### Dataset rows
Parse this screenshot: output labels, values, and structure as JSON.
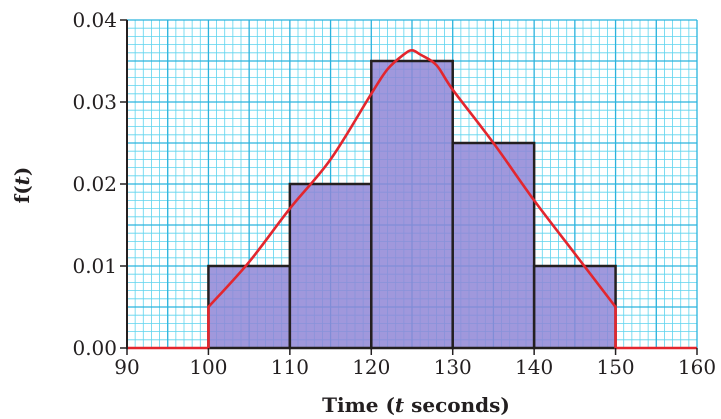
{
  "chart_data": {
    "type": "histogram",
    "xlabel": "Time (t seconds)",
    "xlabel_parts": {
      "before": "Time (",
      "var": "t",
      "after": " seconds)"
    },
    "ylabel": "f(t)",
    "ylabel_parts": {
      "before": "f(",
      "var": "t",
      "after": ")"
    },
    "xlim": [
      90,
      160
    ],
    "ylim": [
      0,
      0.04
    ],
    "x_ticks": [
      90,
      100,
      110,
      120,
      130,
      140,
      150,
      160
    ],
    "x_tick_labels": [
      "90",
      "100",
      "110",
      "120",
      "130",
      "140",
      "150",
      "160"
    ],
    "y_ticks": [
      0,
      0.01,
      0.02,
      0.03,
      0.04
    ],
    "y_tick_labels": [
      "0.00",
      "0.01",
      "0.02",
      "0.03",
      "0.04"
    ],
    "grid": true,
    "bins": [
      {
        "x0": 100,
        "x1": 110,
        "value": 0.01
      },
      {
        "x0": 110,
        "x1": 120,
        "value": 0.02
      },
      {
        "x0": 120,
        "x1": 130,
        "value": 0.035
      },
      {
        "x0": 130,
        "x1": 140,
        "value": 0.025
      },
      {
        "x0": 140,
        "x1": 150,
        "value": 0.01
      }
    ],
    "curve": {
      "x": [
        90,
        100,
        100,
        105,
        110,
        115,
        120,
        122,
        124,
        125,
        126,
        128,
        130,
        135,
        140,
        145,
        150,
        150,
        160
      ],
      "y": [
        0,
        0,
        0.005,
        0.0105,
        0.017,
        0.023,
        0.031,
        0.034,
        0.0358,
        0.0363,
        0.0358,
        0.0345,
        0.0315,
        0.025,
        0.018,
        0.0115,
        0.005,
        0,
        0
      ]
    },
    "colors": {
      "grid_minor": "#5fd4ee",
      "grid_major": "#2bb3dd",
      "bar_fill": "#8f86d6",
      "bar_stroke": "#231f20",
      "curve": "#e3262e",
      "axis": "#231f20"
    }
  }
}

### Your goal
In the lines above, find each one with "seconds" and list it.

### Exercise result
    "xlabel": "Time (t seconds)",
      "after": " seconds)"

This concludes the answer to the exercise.